§ **Task description**: In the entries below, find every line with "Audio" and copy it.

■ ■ ■ ■ ■

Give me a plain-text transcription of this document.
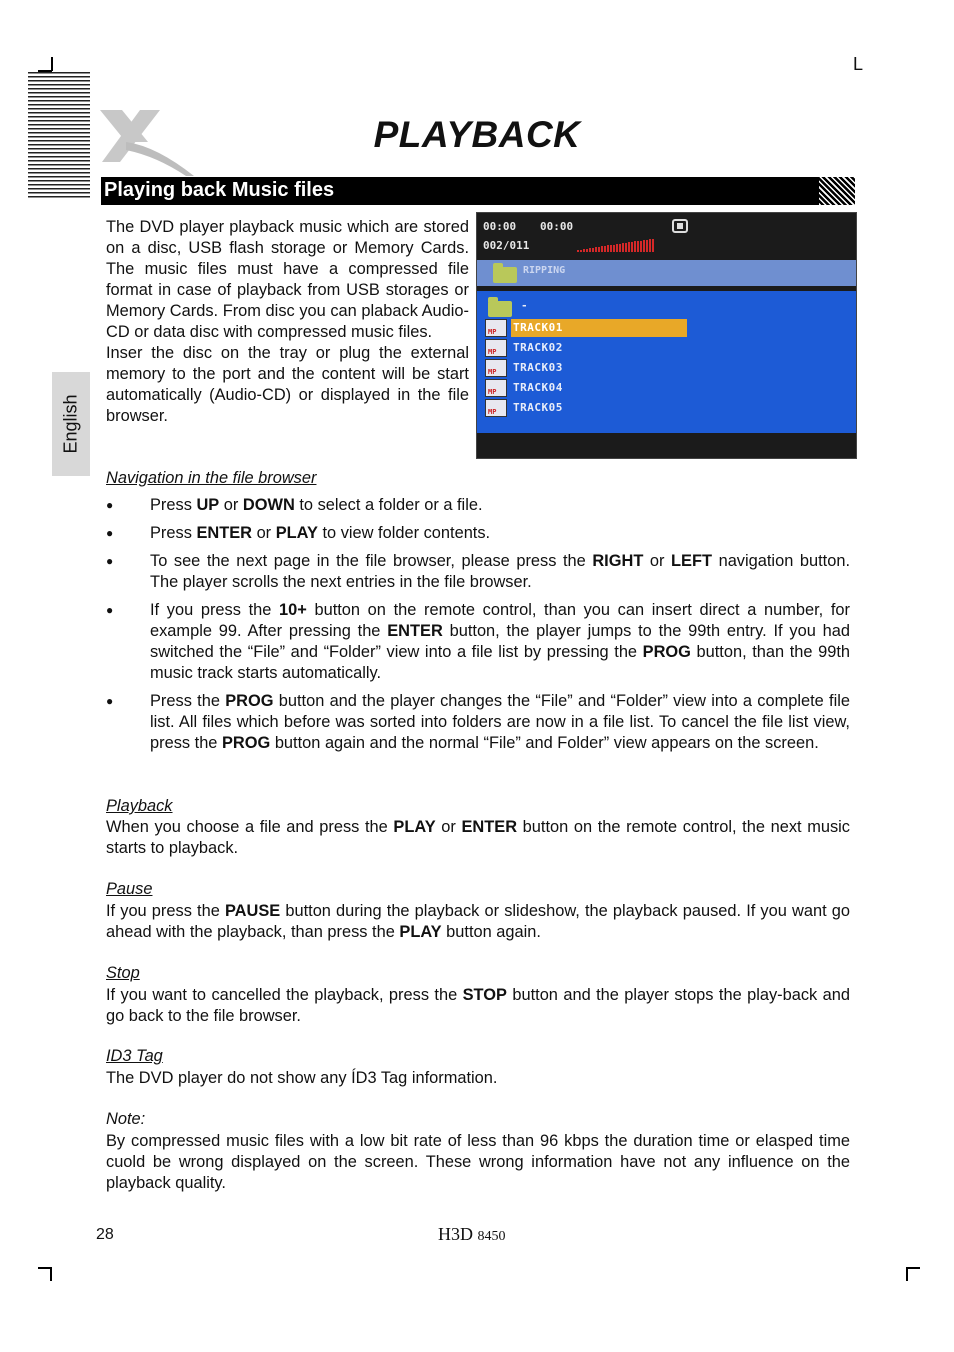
L
PLAYBACK
Playing back Music files
English

The DVD player playback music which are stored on a disc, USB flash storage or Memory Cards. The music files must have a compressed file format in case of playback from USB storages or Memory Cards. From disc you can plaback Audio-CD or data disc with compressed music files.

Inser the disc on the tray or plug the external memory to the port and the content will be start automatically (Audio-CD) or displayed in the file browser.

00:00 00:00
002/011
RIPPING
-
MP
TRACK01
MP
TRACK02
MP
TRACK03
MP
TRACK04
MP
TRACK05
Navigation in the file browser
● Press UP or DOWN to select a folder or a file.
● Press ENTER or PLAY to view folder contents.
● To see the next page in the file browser, please press the RIGHT or LEFT navigation button. The player scrolls the next entries in the file browser.
● If you press the 10+ button on the remote control, than you can insert direct a number, for example 99. After pressing the ENTER button, the player jumps to the 99th entry. If you had switched the “File” and “Folder” view into a file list by pressing the PROG button, than the 99th music track starts automatically.
● Press the PROG button and the player changes the “File” and “Folder” view into a complete file list. All files which before was sorted into folders are now in a file list. To cancel the file list view, press the PROG button again and the normal “File” and Folder” view appears on the screen.
Playback
When you choose a file and press the PLAY or ENTER button on the remote control, the next music starts to playback.
Pause
If you press the PAUSE button during the playback or slideshow, the playback paused. If you want go ahead with the playback, than press the PLAY button again.
Stop
If you want to cancelled the playback, press the STOP button and the player stops the play-back and go back to the file browser.
ID3 Tag
The DVD player do not show any ÍD3 Tag information.
Note:
By compressed music files with a low bit rate of less than 96 kbps the duration time or elasped time cuold be wrong displayed on the screen. These wrong information have not any influence on the playback quality.
28	H3D 8450
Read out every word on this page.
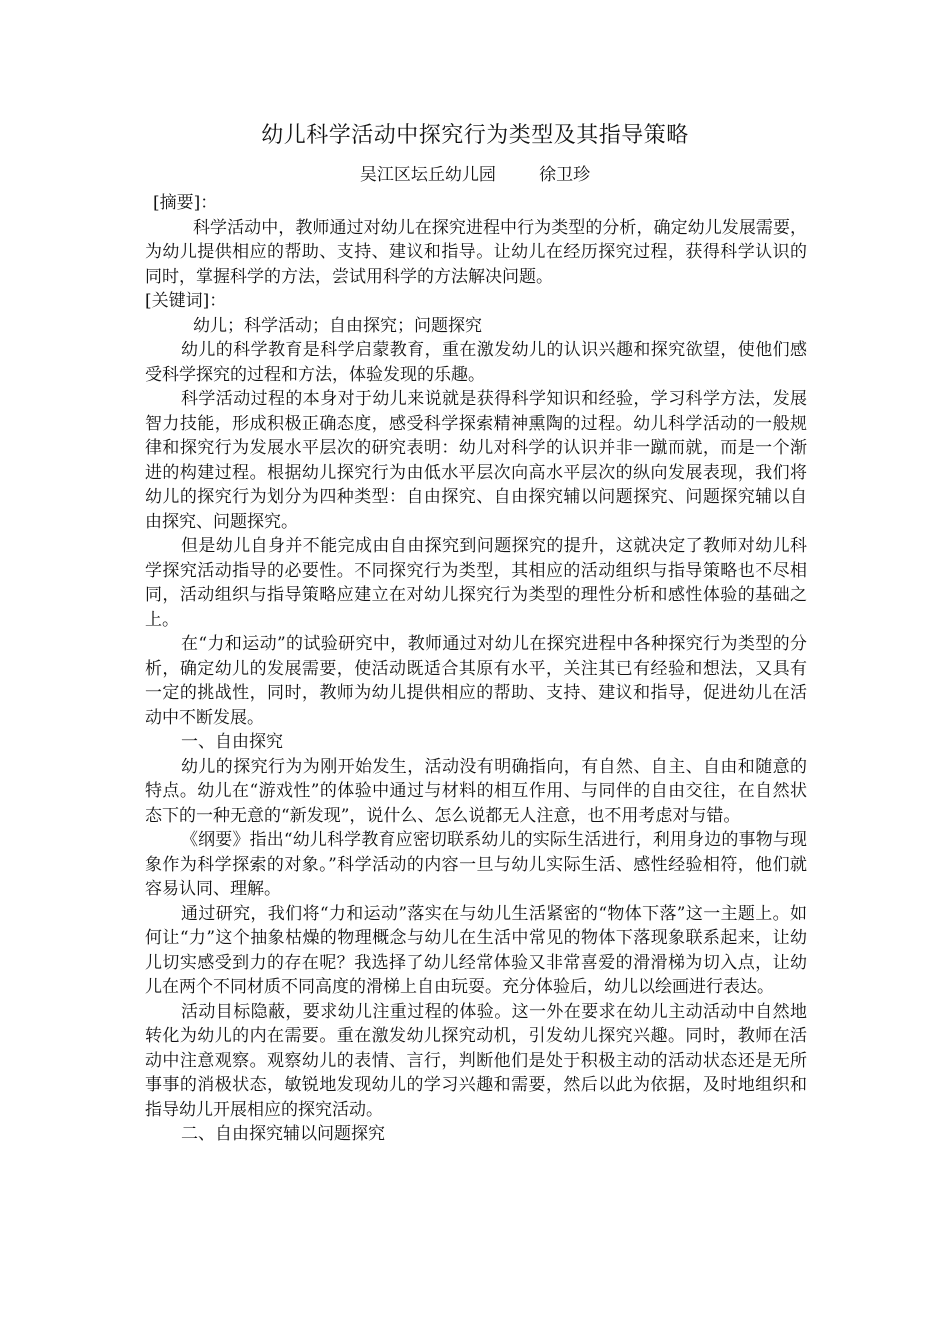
幼儿科学活动中探究行为类型及其指导策略
吴江区坛丘幼儿园        徐卫珍

[摘要]：

科学活动中，教师通过对幼儿在探究进程中行为类型的分析，确定幼儿发展需要，为幼儿提供相应的帮助、支持、建议和指导。让幼儿在经历探究过程，获得科学认识的同时，掌握科学的方法，尝试用科学的方法解决问题。

[关键词]：

幼儿；科学活动；自由探究；问题探究

幼儿的科学教育是科学启蒙教育，重在激发幼儿的认识兴趣和探究欲望，使他们感受科学探究的过程和方法，体验发现的乐趣。

科学活动过程的本身对于幼儿来说就是获得科学知识和经验，学习科学方法，发展智力技能，形成积极正确态度，感受科学探索精神熏陶的过程。幼儿科学活动的一般规律和探究行为发展水平层次的研究表明：幼儿对科学的认识并非一蹴而就，而是一个渐进的构建过程。根据幼儿探究行为由低水平层次向高水平层次的纵向发展表现，我们将幼儿的探究行为划分为四种类型：自由探究、自由探究辅以问题探究、问题探究辅以自由探究、问题探究。

但是幼儿自身并不能完成由自由探究到问题探究的提升，这就决定了教师对幼儿科学探究活动指导的必要性。不同探究行为类型，其相应的活动组织与指导策略也不尽相同，活动组织与指导策略应建立在对幼儿探究行为类型的理性分析和感性体验的基础之上。

在“力和运动”的试验研究中，教师通过对幼儿在探究进程中各种探究行为类型的分析，确定幼儿的发展需要，使活动既适合其原有水平，关注其已有经验和想法，又具有一定的挑战性，同时，教师为幼儿提供相应的帮助、支持、建议和指导，促进幼儿在活动中不断发展。

一、自由探究

幼儿的探究行为为刚开始发生，活动没有明确指向，有自然、自主、自由和随意的特点。幼儿在“游戏性”的体验中通过与材料的相互作用、与同伴的自由交往，在自然状态下的一种无意的“新发现”，说什么、怎么说都无人注意，也不用考虑对与错。

《纲要》指出“幼儿科学教育应密切联系幼儿的实际生活进行，利用身边的事物与现象作为科学探索的对象。”科学活动的内容一旦与幼儿实际生活、感性经验相符，他们就容易认同、理解。

通过研究，我们将“力和运动”落实在与幼儿生活紧密的“物体下落”这一主题上。如何让“力”这个抽象枯燥的物理概念与幼儿在生活中常见的物体下落现象联系起来，让幼儿切实感受到力的存在呢？我选择了幼儿经常体验又非常喜爱的滑滑梯为切入点，让幼儿在两个不同材质不同高度的滑梯上自由玩耍。充分体验后，幼儿以绘画进行表达。

活动目标隐蔽，要求幼儿注重过程的体验。这一外在要求在幼儿主动活动中自然地转化为幼儿的内在需要。重在激发幼儿探究动机，引发幼儿探究兴趣。同时，教师在活动中注意观察。观察幼儿的表情、言行，判断他们是处于积极主动的活动状态还是无所事事的消极状态，敏锐地发现幼儿的学习兴趣和需要，然后以此为依据，及时地组织和指导幼儿开展相应的探究活动。

二、自由探究辅以问题探究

■ ■ ■ ■ ■

§ **Reply**:
The DVD player playback music which are stored on a disc, USB flash storage or Memory Cards. The music files must have a compressed file format in case of playback from USB storages or Memory Cards. From disc you can plaback Audio-CD or data disc with compressed music files.
Inser the disc on the tray or plug the external memory to the port and the content will be start automatically (Audio-CD) or displayed in the file browser.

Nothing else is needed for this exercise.